Dataset items:
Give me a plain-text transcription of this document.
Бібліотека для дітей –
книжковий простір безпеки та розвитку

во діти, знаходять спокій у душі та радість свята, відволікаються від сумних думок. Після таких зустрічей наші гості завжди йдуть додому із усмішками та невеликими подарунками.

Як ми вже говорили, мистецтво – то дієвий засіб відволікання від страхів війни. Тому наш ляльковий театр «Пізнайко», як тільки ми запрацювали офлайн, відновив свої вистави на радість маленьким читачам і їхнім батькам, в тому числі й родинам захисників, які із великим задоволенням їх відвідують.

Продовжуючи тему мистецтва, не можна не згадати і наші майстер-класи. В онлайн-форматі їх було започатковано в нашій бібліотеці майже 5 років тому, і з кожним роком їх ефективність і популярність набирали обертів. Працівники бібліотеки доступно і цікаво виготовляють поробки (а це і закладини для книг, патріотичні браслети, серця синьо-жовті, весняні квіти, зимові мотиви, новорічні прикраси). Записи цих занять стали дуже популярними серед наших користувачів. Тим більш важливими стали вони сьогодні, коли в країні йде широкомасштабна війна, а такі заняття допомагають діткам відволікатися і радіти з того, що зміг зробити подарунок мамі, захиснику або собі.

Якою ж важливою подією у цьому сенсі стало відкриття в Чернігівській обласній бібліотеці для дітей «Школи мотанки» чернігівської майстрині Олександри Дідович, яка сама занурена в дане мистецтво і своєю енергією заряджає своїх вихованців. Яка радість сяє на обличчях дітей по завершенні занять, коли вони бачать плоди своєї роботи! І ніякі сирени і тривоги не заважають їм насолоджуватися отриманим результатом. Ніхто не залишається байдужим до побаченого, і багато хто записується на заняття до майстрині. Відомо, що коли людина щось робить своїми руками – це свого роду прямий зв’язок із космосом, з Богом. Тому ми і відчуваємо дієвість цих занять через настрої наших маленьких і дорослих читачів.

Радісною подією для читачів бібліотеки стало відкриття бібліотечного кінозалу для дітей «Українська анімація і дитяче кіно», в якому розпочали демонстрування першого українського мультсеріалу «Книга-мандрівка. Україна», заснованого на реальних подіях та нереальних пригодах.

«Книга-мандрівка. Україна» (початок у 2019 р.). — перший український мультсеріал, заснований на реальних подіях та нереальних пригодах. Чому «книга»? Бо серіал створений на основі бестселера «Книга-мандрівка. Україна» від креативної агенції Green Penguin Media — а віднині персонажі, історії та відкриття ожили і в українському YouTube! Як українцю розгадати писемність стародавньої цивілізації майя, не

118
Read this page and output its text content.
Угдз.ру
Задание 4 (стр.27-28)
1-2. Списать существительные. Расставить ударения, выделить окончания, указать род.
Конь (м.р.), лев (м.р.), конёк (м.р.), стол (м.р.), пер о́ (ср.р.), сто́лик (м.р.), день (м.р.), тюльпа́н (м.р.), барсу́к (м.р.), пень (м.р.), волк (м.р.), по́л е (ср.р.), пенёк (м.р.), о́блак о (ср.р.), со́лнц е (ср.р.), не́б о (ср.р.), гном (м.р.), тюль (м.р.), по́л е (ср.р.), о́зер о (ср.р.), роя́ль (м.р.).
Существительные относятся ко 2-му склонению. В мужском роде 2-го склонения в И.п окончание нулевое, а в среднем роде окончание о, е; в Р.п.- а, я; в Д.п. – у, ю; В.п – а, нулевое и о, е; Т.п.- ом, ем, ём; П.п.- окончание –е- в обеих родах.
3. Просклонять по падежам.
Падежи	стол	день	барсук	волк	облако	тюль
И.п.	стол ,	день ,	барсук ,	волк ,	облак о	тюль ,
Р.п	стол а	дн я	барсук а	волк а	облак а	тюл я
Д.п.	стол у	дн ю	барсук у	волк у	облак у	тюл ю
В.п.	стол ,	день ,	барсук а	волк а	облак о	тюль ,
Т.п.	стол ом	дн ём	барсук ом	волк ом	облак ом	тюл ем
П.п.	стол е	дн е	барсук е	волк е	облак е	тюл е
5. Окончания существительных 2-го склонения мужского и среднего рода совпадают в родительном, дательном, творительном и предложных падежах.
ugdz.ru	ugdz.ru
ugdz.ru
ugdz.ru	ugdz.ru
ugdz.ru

What is required =>
Pull out and copy each line containing the string "мандрівка".

Solution to this exercise =>
Радісною подією для читачів бібліотеки стало відкриття бібліотечного кінозалу для дітей «Українська анімація і дитяче кіно», в якому розпочали демонстрування першого українського мультсеріалу «Книга-мандрівка. Україна», заснованого на реальних подіях та нереальних пригодах.
«Книга-мандрівка. Україна» (початок у 2019 р.). — перший український мультсеріал, заснований на реальних подіях та нереальних пригодах. Чому «книга»? Бо серіал створений на основі бестселера «Книга-мандрівка. Україна» від креативної агенції Green Penguin Media — а віднині персонажі, історії та відкриття ожили і в українському YouTube! Як українцю розгадати писемність стародавньої цивілізації майя, не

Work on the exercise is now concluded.